#### What is required
Nothing should be left out: output all of the entries exactly.

[Figure collection entries]
***

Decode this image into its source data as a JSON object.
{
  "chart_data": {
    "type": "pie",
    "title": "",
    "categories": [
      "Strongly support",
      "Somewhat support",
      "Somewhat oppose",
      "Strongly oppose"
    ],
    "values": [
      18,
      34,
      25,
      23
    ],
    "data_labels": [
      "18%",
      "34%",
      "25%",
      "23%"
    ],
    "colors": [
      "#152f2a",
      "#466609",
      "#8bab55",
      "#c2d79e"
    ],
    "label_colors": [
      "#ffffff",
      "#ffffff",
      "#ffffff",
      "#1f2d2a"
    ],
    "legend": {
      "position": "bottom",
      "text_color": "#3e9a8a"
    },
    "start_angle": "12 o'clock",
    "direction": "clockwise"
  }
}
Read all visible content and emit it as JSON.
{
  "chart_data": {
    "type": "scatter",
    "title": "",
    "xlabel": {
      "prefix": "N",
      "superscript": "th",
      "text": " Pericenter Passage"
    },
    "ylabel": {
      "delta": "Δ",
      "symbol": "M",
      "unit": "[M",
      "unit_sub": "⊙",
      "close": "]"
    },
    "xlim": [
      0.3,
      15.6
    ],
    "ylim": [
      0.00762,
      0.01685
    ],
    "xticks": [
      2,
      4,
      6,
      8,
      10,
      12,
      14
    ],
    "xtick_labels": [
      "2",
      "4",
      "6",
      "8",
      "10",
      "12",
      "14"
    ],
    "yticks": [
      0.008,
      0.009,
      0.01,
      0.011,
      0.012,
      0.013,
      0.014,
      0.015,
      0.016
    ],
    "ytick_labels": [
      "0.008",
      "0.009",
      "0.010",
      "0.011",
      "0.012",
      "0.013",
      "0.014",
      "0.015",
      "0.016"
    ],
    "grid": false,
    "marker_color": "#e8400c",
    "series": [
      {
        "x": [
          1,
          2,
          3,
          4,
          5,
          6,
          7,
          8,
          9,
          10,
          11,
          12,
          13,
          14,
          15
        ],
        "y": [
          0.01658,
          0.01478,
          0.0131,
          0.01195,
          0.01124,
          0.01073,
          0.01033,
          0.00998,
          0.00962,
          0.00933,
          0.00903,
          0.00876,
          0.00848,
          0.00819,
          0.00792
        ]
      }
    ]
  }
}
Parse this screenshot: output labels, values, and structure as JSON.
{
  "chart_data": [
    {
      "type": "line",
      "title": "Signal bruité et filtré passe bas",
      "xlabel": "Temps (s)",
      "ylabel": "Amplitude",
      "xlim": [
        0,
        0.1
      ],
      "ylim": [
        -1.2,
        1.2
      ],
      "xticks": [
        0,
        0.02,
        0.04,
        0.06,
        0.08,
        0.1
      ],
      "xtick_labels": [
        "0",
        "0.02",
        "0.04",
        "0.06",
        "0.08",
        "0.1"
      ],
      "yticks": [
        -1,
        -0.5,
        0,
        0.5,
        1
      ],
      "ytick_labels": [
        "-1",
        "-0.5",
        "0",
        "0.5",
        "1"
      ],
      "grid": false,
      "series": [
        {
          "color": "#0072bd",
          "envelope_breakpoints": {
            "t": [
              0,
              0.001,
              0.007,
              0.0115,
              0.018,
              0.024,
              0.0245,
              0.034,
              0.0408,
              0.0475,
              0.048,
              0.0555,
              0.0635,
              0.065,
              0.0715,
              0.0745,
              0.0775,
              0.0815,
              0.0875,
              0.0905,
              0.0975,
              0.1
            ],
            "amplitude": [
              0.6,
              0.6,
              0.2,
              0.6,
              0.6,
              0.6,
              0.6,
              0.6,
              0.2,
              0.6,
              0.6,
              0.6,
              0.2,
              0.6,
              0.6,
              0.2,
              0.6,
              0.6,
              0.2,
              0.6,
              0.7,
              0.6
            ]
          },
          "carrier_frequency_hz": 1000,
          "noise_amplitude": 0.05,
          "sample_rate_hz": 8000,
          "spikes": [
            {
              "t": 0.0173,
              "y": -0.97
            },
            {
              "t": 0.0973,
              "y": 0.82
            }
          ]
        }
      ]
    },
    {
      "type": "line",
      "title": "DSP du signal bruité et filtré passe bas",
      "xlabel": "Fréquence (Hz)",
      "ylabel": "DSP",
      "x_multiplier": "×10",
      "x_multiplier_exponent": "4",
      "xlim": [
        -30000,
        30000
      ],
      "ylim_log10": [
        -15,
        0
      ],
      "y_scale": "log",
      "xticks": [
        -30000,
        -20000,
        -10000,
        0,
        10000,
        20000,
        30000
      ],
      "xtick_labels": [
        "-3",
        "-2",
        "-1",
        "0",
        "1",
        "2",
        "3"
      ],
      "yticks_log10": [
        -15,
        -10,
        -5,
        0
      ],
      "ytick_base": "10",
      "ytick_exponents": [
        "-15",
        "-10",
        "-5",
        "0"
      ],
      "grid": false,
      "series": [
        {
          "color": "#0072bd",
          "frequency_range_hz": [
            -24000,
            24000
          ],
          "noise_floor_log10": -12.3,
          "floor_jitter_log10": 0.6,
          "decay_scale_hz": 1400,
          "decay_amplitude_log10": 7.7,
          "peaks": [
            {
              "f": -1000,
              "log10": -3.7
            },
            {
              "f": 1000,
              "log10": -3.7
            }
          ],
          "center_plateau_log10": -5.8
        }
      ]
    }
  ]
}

***

#### Complete answer
Decode this image into its source data as a JSON object.
{
  "chart_data": {
    "type": "pie",
    "title": "",
    "categories": [
      "Strongly support",
      "Somewhat support",
      "Somewhat oppose",
      "Strongly oppose"
    ],
    "values": [
      18,
      34,
      25,
      23
    ],
    "data_labels": [
      "18%",
      "34%",
      "25%",
      "23%"
    ],
    "colors": [
      "#152f2a",
      "#466609",
      "#8bab55",
      "#c2d79e"
    ],
    "label_colors": [
      "#ffffff",
      "#ffffff",
      "#ffffff",
      "#1f2d2a"
    ],
    "legend": {
      "position": "bottom",
      "text_color": "#3e9a8a"
    },
    "start_angle": "12 o'clock",
    "direction": "clockwise"
  }
}
Read all visible content and emit it as JSON.
{
  "chart_data": {
    "type": "scatter",
    "title": "",
    "xlabel": {
      "prefix": "N",
      "superscript": "th",
      "text": " Pericenter Passage"
    },
    "ylabel": {
      "delta": "Δ",
      "symbol": "M",
      "unit": "[M",
      "unit_sub": "⊙",
      "close": "]"
    },
    "xlim": [
      0.3,
      15.6
    ],
    "ylim": [
      0.00762,
      0.01685
    ],
    "xticks": [
      2,
      4,
      6,
      8,
      10,
      12,
      14
    ],
    "xtick_labels": [
      "2",
      "4",
      "6",
      "8",
      "10",
      "12",
      "14"
    ],
    "yticks": [
      0.008,
      0.009,
      0.01,
      0.011,
      0.012,
      0.013,
      0.014,
      0.015,
      0.016
    ],
    "ytick_labels": [
      "0.008",
      "0.009",
      "0.010",
      "0.011",
      "0.012",
      "0.013",
      "0.014",
      "0.015",
      "0.016"
    ],
    "grid": false,
    "marker_color": "#e8400c",
    "series": [
      {
        "x": [
          1,
          2,
          3,
          4,
          5,
          6,
          7,
          8,
          9,
          10,
          11,
          12,
          13,
          14,
          15
        ],
        "y": [
          0.01658,
          0.01478,
          0.0131,
          0.01195,
          0.01124,
          0.01073,
          0.01033,
          0.00998,
          0.00962,
          0.00933,
          0.00903,
          0.00876,
          0.00848,
          0.00819,
          0.00792
        ]
      }
    ]
  }
}
Parse this screenshot: output labels, values, and structure as JSON.
{
  "chart_data": [
    {
      "type": "line",
      "title": "Signal bruité et filtré passe bas",
      "xlabel": "Temps (s)",
      "ylabel": "Amplitude",
      "xlim": [
        0,
        0.1
      ],
      "ylim": [
        -1.2,
        1.2
      ],
      "xticks": [
        0,
        0.02,
        0.04,
        0.06,
        0.08,
        0.1
      ],
      "xtick_labels": [
        "0",
        "0.02",
        "0.04",
        "0.06",
        "0.08",
        "0.1"
      ],
      "yticks": [
        -1,
        -0.5,
        0,
        0.5,
        1
      ],
      "ytick_labels": [
        "-1",
        "-0.5",
        "0",
        "0.5",
        "1"
      ],
      "grid": false,
      "series": [
        {
          "color": "#0072bd",
          "envelope_breakpoints": {
            "t": [
              0,
              0.001,
              0.007,
              0.0115,
              0.018,
              0.024,
              0.0245,
              0.034,
              0.0408,
              0.0475,
              0.048,
              0.0555,
              0.0635,
              0.065,
              0.0715,
              0.0745,
              0.0775,
              0.0815,
              0.0875,
              0.0905,
              0.0975,
              0.1
            ],
            "amplitude": [
              0.6,
              0.6,
              0.2,
              0.6,
              0.6,
              0.6,
              0.6,
              0.6,
              0.2,
              0.6,
              0.6,
              0.6,
              0.2,
              0.6,
              0.6,
              0.2,
              0.6,
              0.6,
              0.2,
              0.6,
              0.7,
              0.6
            ]
          },
          "carrier_frequency_hz": 1000,
          "noise_amplitude": 0.05,
          "sample_rate_hz": 8000,
          "spikes": [
            {
              "t": 0.0173,
              "y": -0.97
            },
            {
              "t": 0.0973,
              "y": 0.82
            }
          ]
        }
      ]
    },
    {
      "type": "line",
      "title": "DSP du signal bruité et filtré passe bas",
      "xlabel": "Fréquence (Hz)",
      "ylabel": "DSP",
      "x_multiplier": "×10",
      "x_multiplier_exponent": "4",
      "xlim": [
        -30000,
        30000
      ],
      "ylim_log10": [
        -15,
        0
      ],
      "y_scale": "log",
      "xticks": [
        -30000,
        -20000,
        -10000,
        0,
        10000,
        20000,
        30000
      ],
      "xtick_labels": [
        "-3",
        "-2",
        "-1",
        "0",
        "1",
        "2",
        "3"
      ],
      "yticks_log10": [
        -15,
        -10,
        -5,
        0
      ],
      "ytick_base": "10",
      "ytick_exponents": [
        "-15",
        "-10",
        "-5",
        "0"
      ],
      "grid": false,
      "series": [
        {
          "color": "#0072bd",
          "frequency_range_hz": [
            -24000,
            24000
          ],
          "noise_floor_log10": -12.3,
          "floor_jitter_log10": 0.6,
          "decay_scale_hz": 1400,
          "decay_amplitude_log10": 7.7,
          "peaks": [
            {
              "f": -1000,
              "log10": -3.7
            },
            {
              "f": 1000,
              "log10": -3.7
            }
          ],
          "center_plateau_log10": -5.8
        }
      ]
    }
  ]
}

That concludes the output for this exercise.